— Start —
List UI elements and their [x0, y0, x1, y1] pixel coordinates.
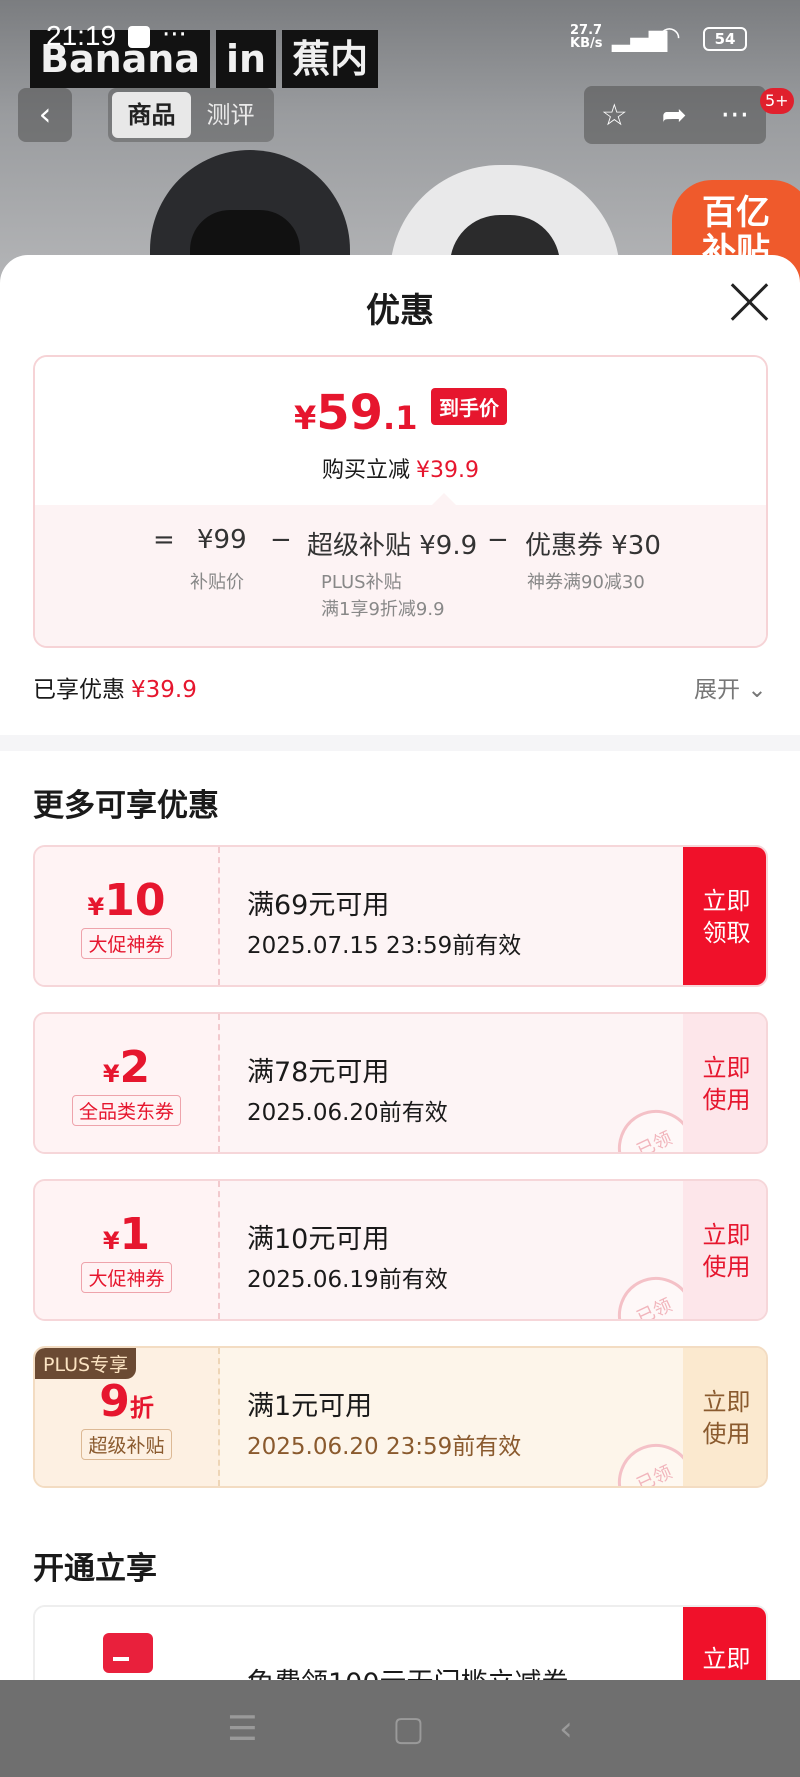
pointer-caret — [432, 493, 456, 505]
top-actions: ☆ ➦ ··· — [584, 86, 766, 144]
subsidy-note-detail: 满1享9折减9.9 — [321, 599, 445, 620]
coupon-type-tag: 大促神券 — [81, 928, 172, 959]
use-coupon-button[interactable]: 立即 使用 — [683, 1014, 766, 1152]
activate-button[interactable]: 立即 — [683, 1607, 766, 1685]
base-price-note: 补贴价 — [190, 572, 244, 593]
final-price: ¥59.1 到手价 — [35, 385, 766, 441]
coupon-type-tag: 超级补贴 — [81, 1429, 172, 1460]
home-icon[interactable]: ▢ — [392, 1709, 424, 1749]
coupon-amount: 2 — [119, 1042, 151, 1093]
battery-icon: 54 — [703, 27, 747, 51]
enjoyed-discount: 已享优惠 ¥39.9 — [33, 670, 197, 704]
coupon-condition: 满78元可用 — [247, 1057, 390, 1088]
close-icon[interactable] — [728, 281, 770, 323]
coupon-currency: ¥ — [102, 1060, 120, 1088]
menu-icon[interactable]: ☰ — [227, 1709, 257, 1749]
coupon-note: 神券满90减30 — [527, 572, 645, 593]
favorite-star-icon[interactable]: ☆ — [601, 98, 628, 133]
plus-coupon-card: 9折 超级补贴 PLUS专享 满1元可用 2025.06.20 23:59前有效… — [33, 1346, 768, 1488]
app-notification-icon — [128, 26, 150, 48]
coupon-currency: ¥ — [102, 1227, 120, 1255]
product-tabs: 商品 测评 — [108, 88, 274, 142]
final-price-currency: ¥ — [293, 399, 317, 437]
coupon-expiry: 2025.07.15 23:59前有效 — [247, 933, 522, 959]
coupon-condition: 满1元可用 — [247, 1391, 373, 1422]
status-bar: 21:19 ··· 27.7 KB/s ▂▄▆ ◠ 54 — [0, 0, 800, 70]
coupon-expiry: 2025.06.20 23:59前有效 — [247, 1434, 522, 1460]
tab-product[interactable]: 商品 — [112, 92, 191, 138]
share-icon[interactable]: ➦ — [662, 98, 687, 133]
formula-equals: = — [153, 525, 175, 555]
system-nav-bar: ☰ ▢ ‹ — [0, 1680, 800, 1777]
tab-review[interactable]: 测评 — [191, 92, 270, 138]
more-icon[interactable]: ··· — [721, 98, 750, 133]
use-coupon-button[interactable]: 立即 使用 — [683, 1348, 766, 1486]
formula-minus: − — [270, 525, 292, 555]
use-coupon-button[interactable]: 立即 使用 — [683, 1181, 766, 1319]
reduction-label: 购买立减 — [322, 458, 411, 483]
coupon-type-tag: 全品类东券 — [71, 1095, 181, 1126]
coupon-expiry: 2025.06.20前有效 — [247, 1100, 448, 1126]
net-speed: 27.7 KB/s — [570, 23, 603, 51]
section-divider — [0, 735, 800, 751]
coupon-amount: 1 — [119, 1209, 151, 1260]
final-price-tag: 到手价 — [431, 388, 508, 425]
back-icon[interactable]: ‹ — [559, 1709, 573, 1749]
status-time: 21:19 — [46, 20, 117, 51]
final-price-integer: 59 — [316, 385, 384, 441]
coupon-discount-unit: 折 — [129, 1394, 154, 1422]
claim-coupon-button[interactable]: 立即 领取 — [683, 847, 766, 985]
chevron-down-icon: ⌄ — [747, 677, 767, 703]
coupon-condition: 满69元可用 — [247, 890, 390, 921]
price-formula: = ¥99 − 超级补贴 ¥9.9 − 优惠券 ¥30 补贴价 PLUS补贴 满… — [35, 505, 766, 646]
membership-offer-card: 免费领100元无门槛立减券 立即 — [33, 1605, 768, 1685]
expand-toggle[interactable]: 展开 ⌄ — [694, 670, 767, 704]
coupon-discount-value: 9 — [99, 1376, 130, 1427]
coupon-currency: ¥ — [87, 893, 105, 921]
reduction-amount: ¥39.9 — [416, 458, 479, 483]
price-breakdown-card: ¥59.1 到手价 购买立减 ¥39.9 = ¥99 − 超级补贴 ¥9.9 − … — [33, 355, 768, 648]
coupon-expiry: 2025.06.19前有效 — [247, 1267, 448, 1293]
final-price-decimal: .1 — [383, 399, 418, 437]
wifi-icon: ◠ — [658, 22, 681, 52]
more-offers-title: 更多可享优惠 — [33, 788, 219, 824]
open-membership-title: 开通立享 — [33, 1551, 157, 1587]
credit-card-icon — [103, 1633, 153, 1673]
coupon-amount: 10 — [104, 875, 166, 926]
expand-label: 展开 — [694, 677, 740, 703]
discount-sheet: 优惠 ¥59.1 到手价 购买立减 ¥39.9 = ¥99 − 超级补贴 ¥9.9… — [0, 255, 800, 1685]
enjoyed-amount: ¥39.9 — [131, 677, 197, 703]
coupon-condition: 满10元可用 — [247, 1224, 390, 1255]
coupon-card: ¥2 全品类东券 满78元可用 2025.06.20前有效 已领 立即 使用 — [33, 1012, 768, 1154]
enjoyed-label: 已享优惠 — [33, 677, 125, 703]
subsidy-note: PLUS补贴 — [321, 572, 402, 593]
status-more: ··· — [162, 20, 187, 50]
coupon-type-tag: 大促神券 — [81, 1262, 172, 1293]
formula-base-price: ¥99 — [197, 525, 247, 555]
coupon-card: ¥1 大促神券 满10元可用 2025.06.19前有效 已领 立即 使用 — [33, 1179, 768, 1321]
formula-minus: − — [487, 525, 509, 555]
message-badge: 5+ — [760, 88, 794, 114]
sheet-title: 优惠 — [366, 291, 434, 331]
formula-coupon: 优惠券 ¥30 — [525, 531, 661, 561]
purchase-reduction: 购买立减 ¥39.9 — [35, 452, 766, 484]
back-button[interactable]: ‹ — [18, 88, 72, 142]
coupon-card: ¥10 大促神券 满69元可用 2025.07.15 23:59前有效 立即 领… — [33, 845, 768, 987]
plus-exclusive-tag: PLUS专享 — [35, 1348, 137, 1379]
formula-subsidy: 超级补贴 ¥9.9 — [307, 531, 478, 561]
— End —
● **Task directions**
Give the lines from the one with "pointer-caret — [432, 493, 456, 505]" up to and including the one with "status-bar: 21:19 ···" as a JSON list of strings, one string per line, leaving out any blank lines.

● **Problem solution**
[
  "pointer-caret — [432, 493, 456, 505]",
  "top-actions: ☆ ➦ ··· — [584, 86, 766, 144]",
  "subsidy-note-detail: 满1享9折减9.9 — [321, 599, 445, 620]",
  "coupon-type-tag: 大促神券 — [81, 928, 172, 959]",
  "use-coupon-button[interactable]: 立即 使用 — [683, 1014, 766, 1152]",
  "activate-button[interactable]: 立即 — [683, 1607, 766, 1685]",
  "base-price-note: 补贴价 — [190, 572, 244, 593]",
  "final-price: ¥59.1 到手价 — [35, 385, 766, 441]",
  "coupon-type-tag: 超级补贴 — [81, 1429, 172, 1460]",
  "home-icon[interactable]: ▢ — [392, 1709, 424, 1749]",
  "coupon-amount: 2 — [119, 1042, 151, 1093]",
  "battery-icon: 54 — [703, 27, 747, 51]",
  "enjoyed-discount: 已享优惠 ¥39.9 — [33, 670, 197, 704]",
  "coupon-condition: 满78元可用 — [247, 1057, 390, 1088]",
  "close-icon[interactable] — [728, 281, 770, 323]",
  "coupon-currency: ¥ — [102, 1060, 120, 1088]",
  "menu-icon[interactable]: ☰ — [227, 1709, 257, 1749]",
  "coupon-note: 神券满90减30 — [527, 572, 645, 593]",
  "favorite-star-icon[interactable]: ☆ — [601, 98, 628, 133]",
  "plus-coupon-card: 9折 超级补贴 PLUS专享 满1元可用 2025.06.20 23:59前有效… — [33, 1346, 768, 1488]",
  "app-notification-icon — [128, 26, 150, 48]",
  "coupon-currency: ¥ — [102, 1227, 120, 1255]",
  "product-tabs: 商品 测评 — [108, 88, 274, 142]",
  "final-price-currency: ¥ — [293, 399, 317, 437]",
  "coupon-expiry: 2025.07.15 23:59前有效 — [247, 933, 522, 959]",
  "coupon-condition: 满1元可用 — [247, 1391, 373, 1422]",
  "status-bar: 21:19 ··· 27.7 KB/s ▂▄▆ ◠ 54 — [0, 0, 800, 70]"
]